§ Provided material:

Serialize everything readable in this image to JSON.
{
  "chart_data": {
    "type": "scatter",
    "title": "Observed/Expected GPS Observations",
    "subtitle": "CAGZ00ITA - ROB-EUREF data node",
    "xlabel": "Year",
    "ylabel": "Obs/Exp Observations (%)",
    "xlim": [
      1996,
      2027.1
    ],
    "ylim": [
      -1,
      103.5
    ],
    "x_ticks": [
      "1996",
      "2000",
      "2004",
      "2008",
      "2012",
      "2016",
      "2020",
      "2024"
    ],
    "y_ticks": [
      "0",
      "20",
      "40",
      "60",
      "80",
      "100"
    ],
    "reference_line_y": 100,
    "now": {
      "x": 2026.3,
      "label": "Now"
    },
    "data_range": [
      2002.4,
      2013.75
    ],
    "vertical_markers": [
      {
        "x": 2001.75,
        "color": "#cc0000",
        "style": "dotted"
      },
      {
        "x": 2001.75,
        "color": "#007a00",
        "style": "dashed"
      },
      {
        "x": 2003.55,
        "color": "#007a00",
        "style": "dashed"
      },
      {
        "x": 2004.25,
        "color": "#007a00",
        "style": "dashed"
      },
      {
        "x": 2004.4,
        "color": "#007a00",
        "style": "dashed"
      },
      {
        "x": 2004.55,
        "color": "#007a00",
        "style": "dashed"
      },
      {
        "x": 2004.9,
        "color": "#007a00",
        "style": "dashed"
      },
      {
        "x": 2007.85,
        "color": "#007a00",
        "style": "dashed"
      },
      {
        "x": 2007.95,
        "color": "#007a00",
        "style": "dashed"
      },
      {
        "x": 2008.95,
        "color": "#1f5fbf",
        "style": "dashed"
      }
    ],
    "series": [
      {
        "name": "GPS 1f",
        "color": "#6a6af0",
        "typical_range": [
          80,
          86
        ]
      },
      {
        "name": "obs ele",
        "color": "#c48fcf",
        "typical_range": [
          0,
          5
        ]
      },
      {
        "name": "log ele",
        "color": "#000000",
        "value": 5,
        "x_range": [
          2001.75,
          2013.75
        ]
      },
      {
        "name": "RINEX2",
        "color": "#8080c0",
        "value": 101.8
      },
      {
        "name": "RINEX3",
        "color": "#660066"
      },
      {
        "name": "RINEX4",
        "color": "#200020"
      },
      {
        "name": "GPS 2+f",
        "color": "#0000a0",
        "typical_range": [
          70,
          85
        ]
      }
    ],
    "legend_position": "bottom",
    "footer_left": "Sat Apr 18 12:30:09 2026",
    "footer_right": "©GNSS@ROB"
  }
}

§ Task statement: Emit the records above again, exactly, with no line skipped.

§ Full output:
Serialize everything readable in this image to JSON.
{
  "chart_data": {
    "type": "scatter",
    "title": "Observed/Expected GPS Observations",
    "subtitle": "CAGZ00ITA - ROB-EUREF data node",
    "xlabel": "Year",
    "ylabel": "Obs/Exp Observations (%)",
    "xlim": [
      1996,
      2027.1
    ],
    "ylim": [
      -1,
      103.5
    ],
    "x_ticks": [
      "1996",
      "2000",
      "2004",
      "2008",
      "2012",
      "2016",
      "2020",
      "2024"
    ],
    "y_ticks": [
      "0",
      "20",
      "40",
      "60",
      "80",
      "100"
    ],
    "reference_line_y": 100,
    "now": {
      "x": 2026.3,
      "label": "Now"
    },
    "data_range": [
      2002.4,
      2013.75
    ],
    "vertical_markers": [
      {
        "x": 2001.75,
        "color": "#cc0000",
        "style": "dotted"
      },
      {
        "x": 2001.75,
        "color": "#007a00",
        "style": "dashed"
      },
      {
        "x": 2003.55,
        "color": "#007a00",
        "style": "dashed"
      },
      {
        "x": 2004.25,
        "color": "#007a00",
        "style": "dashed"
      },
      {
        "x": 2004.4,
        "color": "#007a00",
        "style": "dashed"
      },
      {
        "x": 2004.55,
        "color": "#007a00",
        "style": "dashed"
      },
      {
        "x": 2004.9,
        "color": "#007a00",
        "style": "dashed"
      },
      {
        "x": 2007.85,
        "color": "#007a00",
        "style": "dashed"
      },
      {
        "x": 2007.95,
        "color": "#007a00",
        "style": "dashed"
      },
      {
        "x": 2008.95,
        "color": "#1f5fbf",
        "style": "dashed"
      }
    ],
    "series": [
      {
        "name": "GPS 1f",
        "color": "#6a6af0",
        "typical_range": [
          80,
          86
        ]
      },
      {
        "name": "obs ele",
        "color": "#c48fcf",
        "typical_range": [
          0,
          5
        ]
      },
      {
        "name": "log ele",
        "color": "#000000",
        "value": 5,
        "x_range": [
          2001.75,
          2013.75
        ]
      },
      {
        "name": "RINEX2",
        "color": "#8080c0",
        "value": 101.8
      },
      {
        "name": "RINEX3",
        "color": "#660066"
      },
      {
        "name": "RINEX4",
        "color": "#200020"
      },
      {
        "name": "GPS 2+f",
        "color": "#0000a0",
        "typical_range": [
          70,
          85
        ]
      }
    ],
    "legend_position": "bottom",
    "footer_left": "Sat Apr 18 12:30:09 2026",
    "footer_right": "©GNSS@ROB"
  }
}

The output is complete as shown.